WRITTEN PROBLEM:
Would you set down every entry shown below, precisely as written?

(Collected data)
────────────────────

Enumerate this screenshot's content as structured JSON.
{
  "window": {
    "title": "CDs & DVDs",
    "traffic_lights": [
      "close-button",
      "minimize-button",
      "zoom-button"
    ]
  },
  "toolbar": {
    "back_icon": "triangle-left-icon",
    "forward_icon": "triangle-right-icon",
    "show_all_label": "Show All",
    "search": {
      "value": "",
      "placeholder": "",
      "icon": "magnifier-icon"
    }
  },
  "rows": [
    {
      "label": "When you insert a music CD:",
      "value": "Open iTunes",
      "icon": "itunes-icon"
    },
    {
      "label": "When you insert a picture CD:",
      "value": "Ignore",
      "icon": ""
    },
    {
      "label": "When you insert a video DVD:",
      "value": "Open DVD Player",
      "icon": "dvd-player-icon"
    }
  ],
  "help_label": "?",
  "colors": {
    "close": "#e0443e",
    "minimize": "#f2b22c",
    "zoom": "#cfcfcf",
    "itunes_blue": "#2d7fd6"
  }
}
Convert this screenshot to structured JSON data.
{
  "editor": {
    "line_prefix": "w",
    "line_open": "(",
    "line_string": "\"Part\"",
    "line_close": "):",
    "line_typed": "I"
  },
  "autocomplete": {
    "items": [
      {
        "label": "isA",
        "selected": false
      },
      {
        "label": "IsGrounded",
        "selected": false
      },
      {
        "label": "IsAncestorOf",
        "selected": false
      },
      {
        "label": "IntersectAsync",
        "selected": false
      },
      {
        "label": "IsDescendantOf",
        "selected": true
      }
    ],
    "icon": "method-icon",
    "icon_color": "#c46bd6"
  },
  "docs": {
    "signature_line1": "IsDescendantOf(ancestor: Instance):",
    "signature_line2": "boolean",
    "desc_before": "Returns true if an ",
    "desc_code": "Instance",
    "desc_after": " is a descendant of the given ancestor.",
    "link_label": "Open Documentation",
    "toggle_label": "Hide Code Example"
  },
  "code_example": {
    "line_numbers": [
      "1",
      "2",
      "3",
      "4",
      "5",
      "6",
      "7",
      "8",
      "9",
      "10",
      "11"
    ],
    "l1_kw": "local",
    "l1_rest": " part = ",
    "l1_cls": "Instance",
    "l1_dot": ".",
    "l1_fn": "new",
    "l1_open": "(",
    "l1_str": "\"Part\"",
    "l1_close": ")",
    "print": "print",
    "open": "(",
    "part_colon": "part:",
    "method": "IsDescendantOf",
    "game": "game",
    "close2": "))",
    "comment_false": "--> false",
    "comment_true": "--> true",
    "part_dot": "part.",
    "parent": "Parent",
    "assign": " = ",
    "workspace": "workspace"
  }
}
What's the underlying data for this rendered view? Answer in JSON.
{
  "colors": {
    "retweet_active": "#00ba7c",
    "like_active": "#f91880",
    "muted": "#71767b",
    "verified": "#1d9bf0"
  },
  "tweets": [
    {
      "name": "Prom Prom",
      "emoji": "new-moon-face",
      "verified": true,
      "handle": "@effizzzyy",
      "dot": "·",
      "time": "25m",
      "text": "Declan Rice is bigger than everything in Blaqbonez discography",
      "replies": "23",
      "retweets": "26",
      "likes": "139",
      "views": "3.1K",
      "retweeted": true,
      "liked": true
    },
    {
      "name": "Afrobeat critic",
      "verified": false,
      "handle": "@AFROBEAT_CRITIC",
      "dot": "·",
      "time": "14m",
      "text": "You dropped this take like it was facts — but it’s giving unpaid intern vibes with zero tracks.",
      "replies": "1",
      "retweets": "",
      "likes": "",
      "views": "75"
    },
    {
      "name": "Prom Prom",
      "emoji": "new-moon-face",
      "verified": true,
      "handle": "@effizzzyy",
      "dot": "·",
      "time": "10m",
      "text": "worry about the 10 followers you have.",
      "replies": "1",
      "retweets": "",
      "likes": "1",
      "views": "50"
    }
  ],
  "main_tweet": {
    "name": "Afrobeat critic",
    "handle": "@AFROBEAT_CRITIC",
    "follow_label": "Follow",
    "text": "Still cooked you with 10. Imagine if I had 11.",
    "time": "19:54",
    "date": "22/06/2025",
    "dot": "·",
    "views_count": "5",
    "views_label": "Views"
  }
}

────────────────────

SOLVED EXERCISE:
Enumerate this screenshot's content as structured JSON.
{
  "window": {
    "title": "CDs & DVDs",
    "traffic_lights": [
      "close-button",
      "minimize-button",
      "zoom-button"
    ]
  },
  "toolbar": {
    "back_icon": "triangle-left-icon",
    "forward_icon": "triangle-right-icon",
    "show_all_label": "Show All",
    "search": {
      "value": "",
      "placeholder": "",
      "icon": "magnifier-icon"
    }
  },
  "rows": [
    {
      "label": "When you insert a music CD:",
      "value": "Open iTunes",
      "icon": "itunes-icon"
    },
    {
      "label": "When you insert a picture CD:",
      "value": "Ignore",
      "icon": ""
    },
    {
      "label": "When you insert a video DVD:",
      "value": "Open DVD Player",
      "icon": "dvd-player-icon"
    }
  ],
  "help_label": "?",
  "colors": {
    "close": "#e0443e",
    "minimize": "#f2b22c",
    "zoom": "#cfcfcf",
    "itunes_blue": "#2d7fd6"
  }
}
Convert this screenshot to structured JSON data.
{
  "editor": {
    "line_prefix": "w",
    "line_open": "(",
    "line_string": "\"Part\"",
    "line_close": "):",
    "line_typed": "I"
  },
  "autocomplete": {
    "items": [
      {
        "label": "isA",
        "selected": false
      },
      {
        "label": "IsGrounded",
        "selected": false
      },
      {
        "label": "IsAncestorOf",
        "selected": false
      },
      {
        "label": "IntersectAsync",
        "selected": false
      },
      {
        "label": "IsDescendantOf",
        "selected": true
      }
    ],
    "icon": "method-icon",
    "icon_color": "#c46bd6"
  },
  "docs": {
    "signature_line1": "IsDescendantOf(ancestor: Instance):",
    "signature_line2": "boolean",
    "desc_before": "Returns true if an ",
    "desc_code": "Instance",
    "desc_after": " is a descendant of the given ancestor.",
    "link_label": "Open Documentation",
    "toggle_label": "Hide Code Example"
  },
  "code_example": {
    "line_numbers": [
      "1",
      "2",
      "3",
      "4",
      "5",
      "6",
      "7",
      "8",
      "9",
      "10",
      "11"
    ],
    "l1_kw": "local",
    "l1_rest": " part = ",
    "l1_cls": "Instance",
    "l1_dot": ".",
    "l1_fn": "new",
    "l1_open": "(",
    "l1_str": "\"Part\"",
    "l1_close": ")",
    "print": "print",
    "open": "(",
    "part_colon": "part:",
    "method": "IsDescendantOf",
    "game": "game",
    "close2": "))",
    "comment_false": "--> false",
    "comment_true": "--> true",
    "part_dot": "part.",
    "parent": "Parent",
    "assign": " = ",
    "workspace": "workspace"
  }
}
What's the underlying data for this rendered view? Answer in JSON.
{
  "colors": {
    "retweet_active": "#00ba7c",
    "like_active": "#f91880",
    "muted": "#71767b",
    "verified": "#1d9bf0"
  },
  "tweets": [
    {
      "name": "Prom Prom",
      "emoji": "new-moon-face",
      "verified": true,
      "handle": "@effizzzyy",
      "dot": "·",
      "time": "25m",
      "text": "Declan Rice is bigger than everything in Blaqbonez discography",
      "replies": "23",
      "retweets": "26",
      "likes": "139",
      "views": "3.1K",
      "retweeted": true,
      "liked": true
    },
    {
      "name": "Afrobeat critic",
      "verified": false,
      "handle": "@AFROBEAT_CRITIC",
      "dot": "·",
      "time": "14m",
      "text": "You dropped this take like it was facts — but it’s giving unpaid intern vibes with zero tracks.",
      "replies": "1",
      "retweets": "",
      "likes": "",
      "views": "75"
    },
    {
      "name": "Prom Prom",
      "emoji": "new-moon-face",
      "verified": true,
      "handle": "@effizzzyy",
      "dot": "·",
      "time": "10m",
      "text": "worry about the 10 followers you have.",
      "replies": "1",
      "retweets": "",
      "likes": "1",
      "views": "50"
    }
  ],
  "main_tweet": {
    "name": "Afrobeat critic",
    "handle": "@AFROBEAT_CRITIC",
    "follow_label": "Follow",
    "text": "Still cooked you with 10. Imagine if I had 11.",
    "time": "19:54",
    "date": "22/06/2025",
    "dot": "·",
    "views_count": "5",
    "views_label": "Views"
  }
}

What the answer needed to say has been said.